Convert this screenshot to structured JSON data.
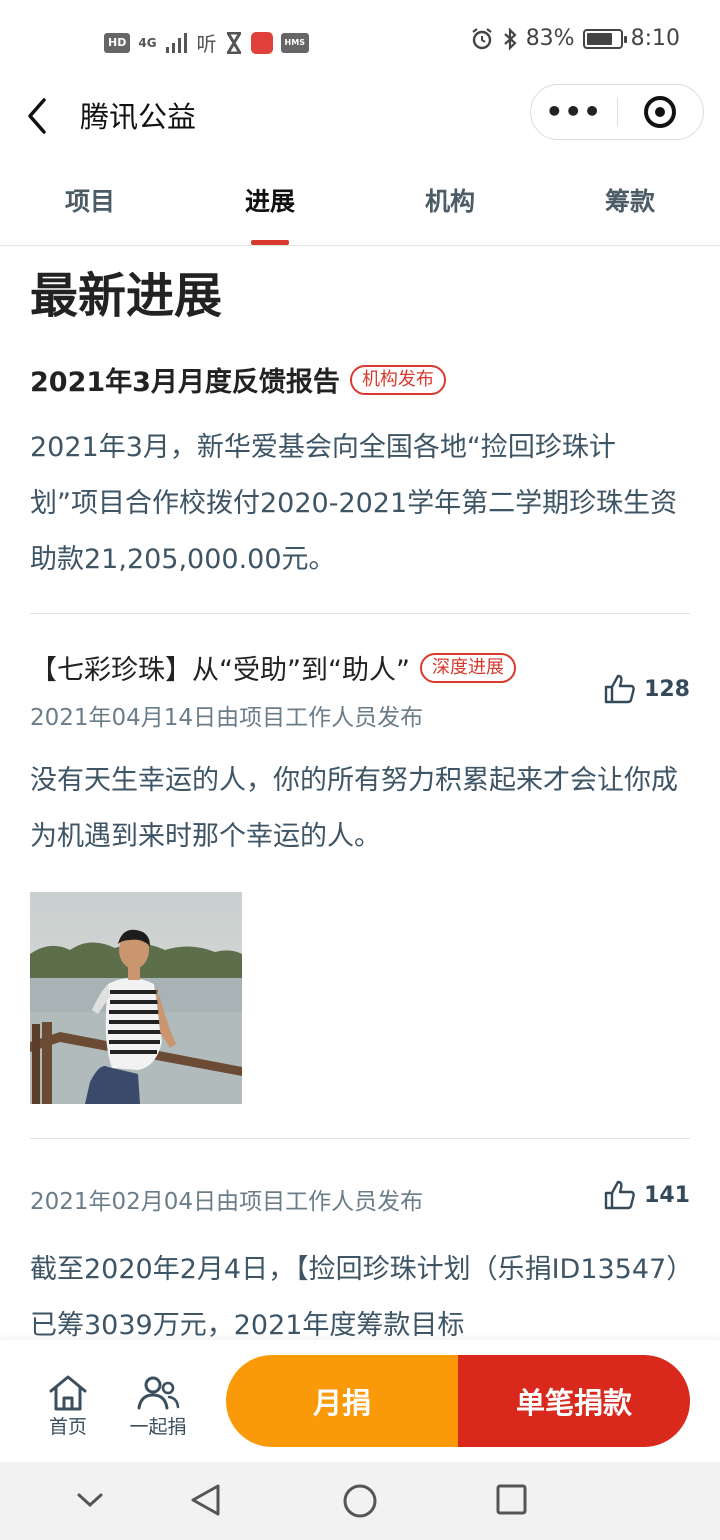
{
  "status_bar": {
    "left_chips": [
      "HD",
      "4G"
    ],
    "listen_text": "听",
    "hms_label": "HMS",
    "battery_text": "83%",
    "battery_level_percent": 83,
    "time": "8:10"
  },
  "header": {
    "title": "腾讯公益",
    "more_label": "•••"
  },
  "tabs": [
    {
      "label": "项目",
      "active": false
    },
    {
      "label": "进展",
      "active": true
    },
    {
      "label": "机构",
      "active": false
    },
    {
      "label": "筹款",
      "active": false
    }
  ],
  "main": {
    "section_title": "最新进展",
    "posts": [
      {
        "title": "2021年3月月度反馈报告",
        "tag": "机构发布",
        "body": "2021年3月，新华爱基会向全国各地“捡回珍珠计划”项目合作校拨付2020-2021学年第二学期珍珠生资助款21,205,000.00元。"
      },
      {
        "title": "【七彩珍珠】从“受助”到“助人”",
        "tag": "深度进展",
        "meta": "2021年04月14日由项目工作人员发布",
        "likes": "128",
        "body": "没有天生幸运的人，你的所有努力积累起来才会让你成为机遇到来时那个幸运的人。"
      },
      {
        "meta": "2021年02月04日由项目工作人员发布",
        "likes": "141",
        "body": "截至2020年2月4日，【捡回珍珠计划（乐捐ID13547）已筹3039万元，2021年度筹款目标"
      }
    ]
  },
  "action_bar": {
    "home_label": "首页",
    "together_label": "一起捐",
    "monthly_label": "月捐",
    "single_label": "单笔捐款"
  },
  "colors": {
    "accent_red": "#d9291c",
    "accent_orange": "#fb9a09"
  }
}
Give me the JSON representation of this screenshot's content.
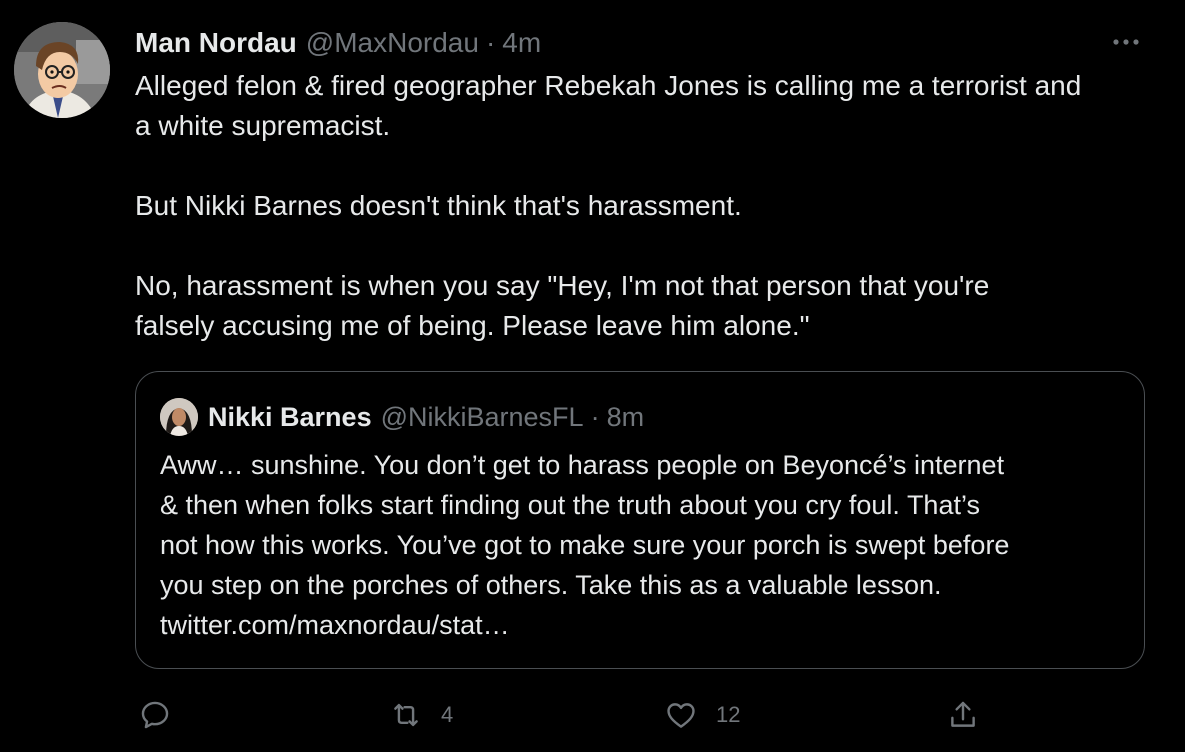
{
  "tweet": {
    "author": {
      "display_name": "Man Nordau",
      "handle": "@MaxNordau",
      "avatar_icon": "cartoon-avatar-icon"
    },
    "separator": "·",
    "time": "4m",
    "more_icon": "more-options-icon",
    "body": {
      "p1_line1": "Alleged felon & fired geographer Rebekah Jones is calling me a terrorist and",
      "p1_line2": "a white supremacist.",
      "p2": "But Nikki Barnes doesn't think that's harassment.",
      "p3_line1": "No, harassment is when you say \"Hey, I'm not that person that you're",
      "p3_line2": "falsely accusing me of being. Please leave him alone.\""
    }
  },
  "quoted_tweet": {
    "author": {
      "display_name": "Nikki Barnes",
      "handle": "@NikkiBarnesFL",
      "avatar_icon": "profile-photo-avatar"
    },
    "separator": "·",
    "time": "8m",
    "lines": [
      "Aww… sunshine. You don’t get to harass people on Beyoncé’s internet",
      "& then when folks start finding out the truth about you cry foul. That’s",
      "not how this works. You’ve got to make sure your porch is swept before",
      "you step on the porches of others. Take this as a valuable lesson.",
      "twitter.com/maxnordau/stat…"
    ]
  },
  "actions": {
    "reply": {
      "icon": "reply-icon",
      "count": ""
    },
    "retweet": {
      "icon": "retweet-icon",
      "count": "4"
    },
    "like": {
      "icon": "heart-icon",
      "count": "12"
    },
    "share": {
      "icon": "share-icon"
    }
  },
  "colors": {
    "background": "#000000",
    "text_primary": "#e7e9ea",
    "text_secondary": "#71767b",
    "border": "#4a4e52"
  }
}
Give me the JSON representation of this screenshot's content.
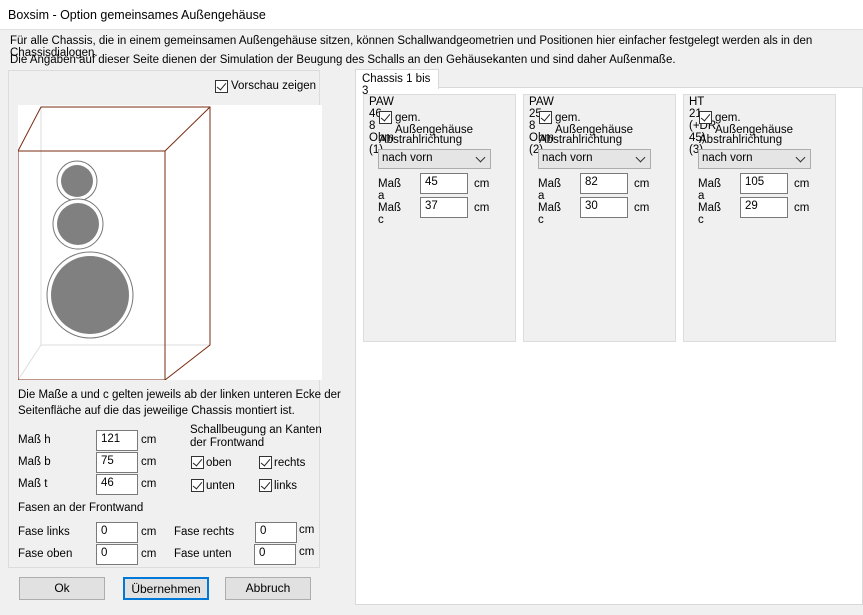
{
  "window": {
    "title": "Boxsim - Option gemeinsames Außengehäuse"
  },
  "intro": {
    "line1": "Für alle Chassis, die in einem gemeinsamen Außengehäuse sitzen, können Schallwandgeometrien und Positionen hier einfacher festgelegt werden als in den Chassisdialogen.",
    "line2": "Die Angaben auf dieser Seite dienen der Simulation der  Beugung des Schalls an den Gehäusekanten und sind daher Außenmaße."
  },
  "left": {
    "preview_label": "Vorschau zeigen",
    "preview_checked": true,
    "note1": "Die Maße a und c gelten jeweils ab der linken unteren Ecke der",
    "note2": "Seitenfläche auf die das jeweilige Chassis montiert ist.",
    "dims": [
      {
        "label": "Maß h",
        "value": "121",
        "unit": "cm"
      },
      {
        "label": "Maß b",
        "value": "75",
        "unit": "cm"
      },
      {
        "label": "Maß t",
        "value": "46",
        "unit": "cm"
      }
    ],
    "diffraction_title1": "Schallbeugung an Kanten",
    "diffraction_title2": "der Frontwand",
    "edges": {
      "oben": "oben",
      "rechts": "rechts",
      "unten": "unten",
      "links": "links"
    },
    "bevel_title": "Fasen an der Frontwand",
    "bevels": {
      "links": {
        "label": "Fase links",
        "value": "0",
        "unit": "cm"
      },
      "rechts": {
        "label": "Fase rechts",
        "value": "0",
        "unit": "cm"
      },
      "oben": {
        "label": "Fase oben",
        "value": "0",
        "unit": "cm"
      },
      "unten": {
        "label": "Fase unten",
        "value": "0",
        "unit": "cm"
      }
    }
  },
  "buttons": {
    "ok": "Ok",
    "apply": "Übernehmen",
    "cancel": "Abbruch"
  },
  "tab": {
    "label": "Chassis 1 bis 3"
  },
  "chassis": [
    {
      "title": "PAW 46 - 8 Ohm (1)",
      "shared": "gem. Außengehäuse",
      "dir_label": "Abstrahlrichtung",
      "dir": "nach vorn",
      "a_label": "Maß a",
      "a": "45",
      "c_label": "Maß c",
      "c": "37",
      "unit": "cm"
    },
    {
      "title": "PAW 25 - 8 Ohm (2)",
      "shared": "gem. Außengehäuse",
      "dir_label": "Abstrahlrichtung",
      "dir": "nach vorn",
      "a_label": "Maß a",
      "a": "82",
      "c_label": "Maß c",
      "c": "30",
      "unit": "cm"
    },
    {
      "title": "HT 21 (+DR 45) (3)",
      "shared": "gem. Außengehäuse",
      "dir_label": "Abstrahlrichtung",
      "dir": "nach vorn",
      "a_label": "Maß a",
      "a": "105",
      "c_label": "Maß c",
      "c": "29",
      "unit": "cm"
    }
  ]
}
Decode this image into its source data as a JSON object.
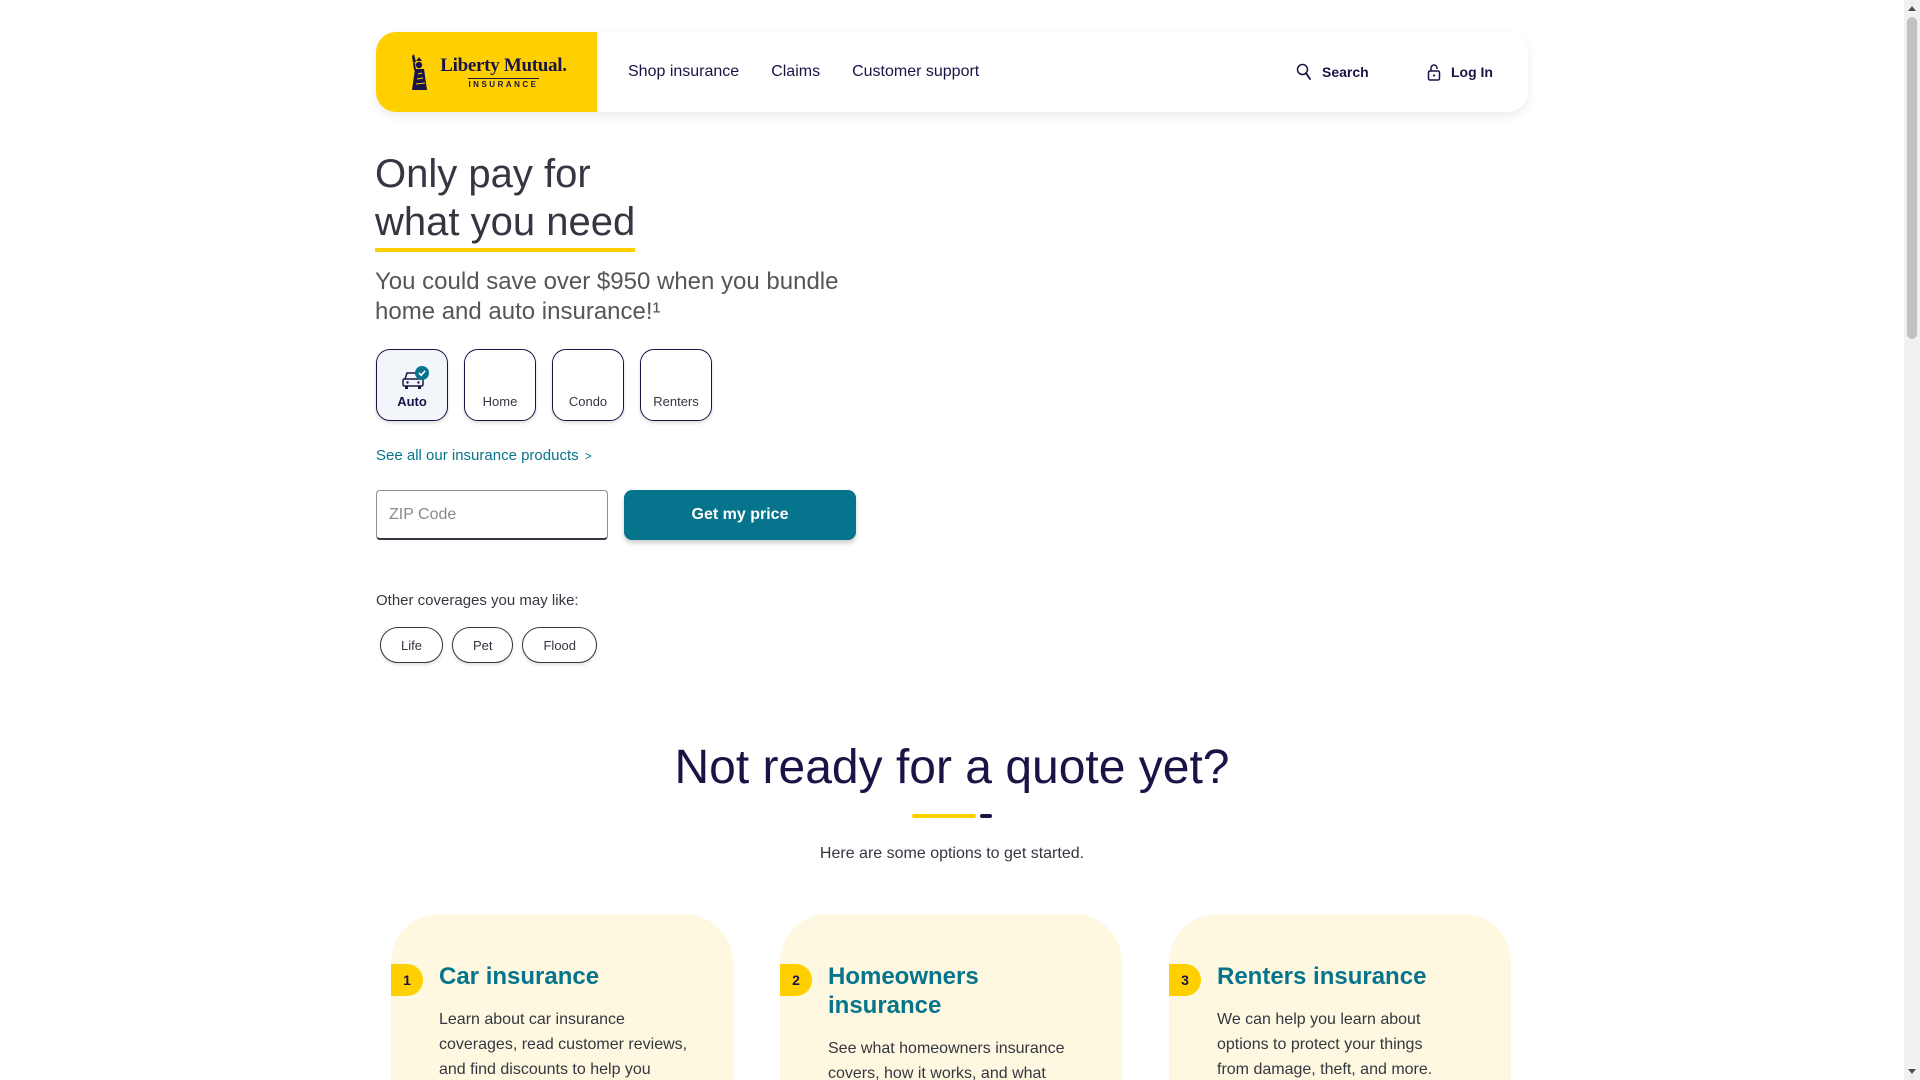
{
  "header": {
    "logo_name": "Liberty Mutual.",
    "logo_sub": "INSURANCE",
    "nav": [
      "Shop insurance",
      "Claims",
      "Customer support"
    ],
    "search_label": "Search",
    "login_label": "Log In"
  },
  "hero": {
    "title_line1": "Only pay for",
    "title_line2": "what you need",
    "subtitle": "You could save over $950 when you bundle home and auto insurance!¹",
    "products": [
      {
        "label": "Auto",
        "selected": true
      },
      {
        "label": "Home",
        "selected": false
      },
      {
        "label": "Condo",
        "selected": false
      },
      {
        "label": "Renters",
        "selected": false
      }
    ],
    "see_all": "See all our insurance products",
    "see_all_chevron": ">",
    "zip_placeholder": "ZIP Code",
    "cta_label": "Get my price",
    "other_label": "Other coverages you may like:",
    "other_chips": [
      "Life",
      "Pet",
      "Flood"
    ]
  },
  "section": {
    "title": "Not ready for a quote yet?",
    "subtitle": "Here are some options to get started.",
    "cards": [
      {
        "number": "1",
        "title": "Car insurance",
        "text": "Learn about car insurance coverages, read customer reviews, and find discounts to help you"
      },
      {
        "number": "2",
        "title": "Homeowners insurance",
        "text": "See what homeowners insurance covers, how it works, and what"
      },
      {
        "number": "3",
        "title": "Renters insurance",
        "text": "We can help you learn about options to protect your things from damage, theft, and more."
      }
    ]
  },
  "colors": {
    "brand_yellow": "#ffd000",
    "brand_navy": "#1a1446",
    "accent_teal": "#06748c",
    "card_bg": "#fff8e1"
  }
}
□ □ □ □ □ □ □
Reproduce the listing word for word and omit its pictures.

Written solution |
Convert this screenshot to structured JSON data.
{
  "status_bar": {
    "left_chips": [
      "HD",
      "4G"
    ],
    "listen_text": "听",
    "hms_label": "HMS",
    "battery_text": "83%",
    "battery_level_percent": 83,
    "time": "8:10"
  },
  "header": {
    "title": "腾讯公益",
    "more_label": "•••"
  },
  "tabs": [
    {
      "label": "项目",
      "active": false
    },
    {
      "label": "进展",
      "active": true
    },
    {
      "label": "机构",
      "active": false
    },
    {
      "label": "筹款",
      "active": false
    }
  ],
  "main": {
    "section_title": "最新进展",
    "posts": [
      {
        "title": "2021年3月月度反馈报告",
        "tag": "机构发布",
        "body": "2021年3月，新华爱基会向全国各地“捡回珍珠计划”项目合作校拨付2020-2021学年第二学期珍珠生资助款21,205,000.00元。"
      },
      {
        "title": "【七彩珍珠】从“受助”到“助人”",
        "tag": "深度进展",
        "meta": "2021年04月14日由项目工作人员发布",
        "likes": "128",
        "body": "没有天生幸运的人，你的所有努力积累起来才会让你成为机遇到来时那个幸运的人。"
      },
      {
        "meta": "2021年02月04日由项目工作人员发布",
        "likes": "141",
        "body": "截至2020年2月4日，【捡回珍珠计划（乐捐ID13547）已筹3039万元，2021年度筹款目标"
      }
    ]
  },
  "action_bar": {
    "home_label": "首页",
    "together_label": "一起捐",
    "monthly_label": "月捐",
    "single_label": "单笔捐款"
  },
  "colors": {
    "accent_red": "#d9291c",
    "accent_orange": "#fb9a09"
  }
}
Give me the JSON representation of this screenshot's content.
{
  "tweet": {
    "author": {
      "display_name": "Man Nordau",
      "handle": "@MaxNordau",
      "avatar_icon": "cartoon-avatar-icon"
    },
    "separator": "·",
    "time": "4m",
    "more_icon": "more-options-icon",
    "body": {
      "p1_line1": "Alleged felon & fired geographer Rebekah Jones is calling me a terrorist and",
      "p1_line2": "a white supremacist.",
      "p2": "But Nikki Barnes doesn't think that's harassment.",
      "p3_line1": "No, harassment is when you say \"Hey, I'm not that person that you're",
      "p3_line2": "falsely accusing me of being. Please leave him alone.\""
    }
  },
  "quoted_tweet": {
    "author": {
      "display_name": "Nikki Barnes",
      "handle": "@NikkiBarnesFL",
      "avatar_icon": "profile-photo-avatar"
    },
    "separator": "·",
    "time": "8m",
    "lines": [
      "Aww… sunshine. You don’t get to harass people on Beyoncé’s internet",
      "& then when folks start finding out the truth about you cry foul. That’s",
      "not how this works. You’ve got to make sure your porch is swept before",
      "you step on the porches of others. Take this as a valuable lesson.",
      "twitter.com/maxnordau/stat…"
    ]
  },
  "actions": {
    "reply": {
      "icon": "reply-icon",
      "count": ""
    },
    "retweet": {
      "icon": "retweet-icon",
      "count": "4"
    },
    "like": {
      "icon": "heart-icon",
      "count": "12"
    },
    "share": {
      "icon": "share-icon"
    }
  },
  "colors": {
    "background": "#000000",
    "text_primary": "#e7e9ea",
    "text_secondary": "#71767b",
    "border": "#4a4e52"
  }
}
Give me the JSON representation of this screenshot's content.
{
  "window": {
    "title": "Boxsim - Option gemeinsames Außengehäuse"
  },
  "intro": {
    "line1": "Für alle Chassis, die in einem gemeinsamen Außengehäuse sitzen, können Schallwandgeometrien und Positionen hier einfacher festgelegt werden als in den Chassisdialogen.",
    "line2": "Die Angaben auf dieser Seite dienen der Simulation der  Beugung des Schalls an den Gehäusekanten und sind daher Außenmaße."
  },
  "left": {
    "preview_label": "Vorschau zeigen",
    "preview_checked": true,
    "note1": "Die Maße a und c gelten jeweils ab der linken unteren Ecke der",
    "note2": "Seitenfläche auf die das jeweilige Chassis montiert ist.",
    "dims": [
      {
        "label": "Maß h",
        "value": "121",
        "unit": "cm"
      },
      {
        "label": "Maß b",
        "value": "75",
        "unit": "cm"
      },
      {
        "label": "Maß t",
        "value": "46",
        "unit": "cm"
      }
    ],
    "diffraction_title1": "Schallbeugung an Kanten",
    "diffraction_title2": "der Frontwand",
    "edges": {
      "oben": "oben",
      "rechts": "rechts",
      "unten": "unten",
      "links": "links"
    },
    "bevel_title": "Fasen an der Frontwand",
    "bevels": {
      "links": {
        "label": "Fase links",
        "value": "0",
        "unit": "cm"
      },
      "rechts": {
        "label": "Fase rechts",
        "value": "0",
        "unit": "cm"
      },
      "oben": {
        "label": "Fase oben",
        "value": "0",
        "unit": "cm"
      },
      "unten": {
        "label": "Fase unten",
        "value": "0",
        "unit": "cm"
      }
    }
  },
  "buttons": {
    "ok": "Ok",
    "apply": "Übernehmen",
    "cancel": "Abbruch"
  },
  "tab": {
    "label": "Chassis 1 bis 3"
  },
  "chassis": [
    {
      "title": "PAW 46 - 8 Ohm (1)",
      "shared": "gem. Außengehäuse",
      "dir_label": "Abstrahlrichtung",
      "dir": "nach vorn",
      "a_label": "Maß a",
      "a": "45",
      "c_label": "Maß c",
      "c": "37",
      "unit": "cm"
    },
    {
      "title": "PAW 25 - 8 Ohm (2)",
      "shared": "gem. Außengehäuse",
      "dir_label": "Abstrahlrichtung",
      "dir": "nach vorn",
      "a_label": "Maß a",
      "a": "82",
      "c_label": "Maß c",
      "c": "30",
      "unit": "cm"
    },
    {
      "title": "HT 21 (+DR 45) (3)",
      "shared": "gem. Außengehäuse",
      "dir_label": "Abstrahlrichtung",
      "dir": "nach vorn",
      "a_label": "Maß a",
      "a": "105",
      "c_label": "Maß c",
      "c": "29",
      "unit": "cm"
    }
  ]
}
Decode this image into its source data as a JSON object.
{
  "header": {
    "logo_name": "Liberty Mutual.",
    "logo_sub": "INSURANCE",
    "nav": [
      "Shop insurance",
      "Claims",
      "Customer support"
    ],
    "search_label": "Search",
    "login_label": "Log In"
  },
  "hero": {
    "title_line1": "Only pay for",
    "title_line2": "what you need",
    "subtitle": "You could save over $950 when you bundle home and auto insurance!¹",
    "products": [
      {
        "label": "Auto",
        "selected": true
      },
      {
        "label": "Home",
        "selected": false
      },
      {
        "label": "Condo",
        "selected": false
      },
      {
        "label": "Renters",
        "selected": false
      }
    ],
    "see_all": "See all our insurance products",
    "see_all_chevron": ">",
    "zip_placeholder": "ZIP Code",
    "cta_label": "Get my price",
    "other_label": "Other coverages you may like:",
    "other_chips": [
      "Life",
      "Pet",
      "Flood"
    ]
  },
  "section": {
    "title": "Not ready for a quote yet?",
    "subtitle": "Here are some options to get started.",
    "cards": [
      {
        "number": "1",
        "title": "Car insurance",
        "text": "Learn about car insurance coverages, read customer reviews, and find discounts to help you"
      },
      {
        "number": "2",
        "title": "Homeowners insurance",
        "text": "See what homeowners insurance covers, how it works, and what"
      },
      {
        "number": "3",
        "title": "Renters insurance",
        "text": "We can help you learn about options to protect your things from damage, theft, and more."
      }
    ]
  },
  "colors": {
    "brand_yellow": "#ffd000",
    "brand_navy": "#1a1446",
    "accent_teal": "#06748c",
    "card_bg": "#fff8e1"
  }
}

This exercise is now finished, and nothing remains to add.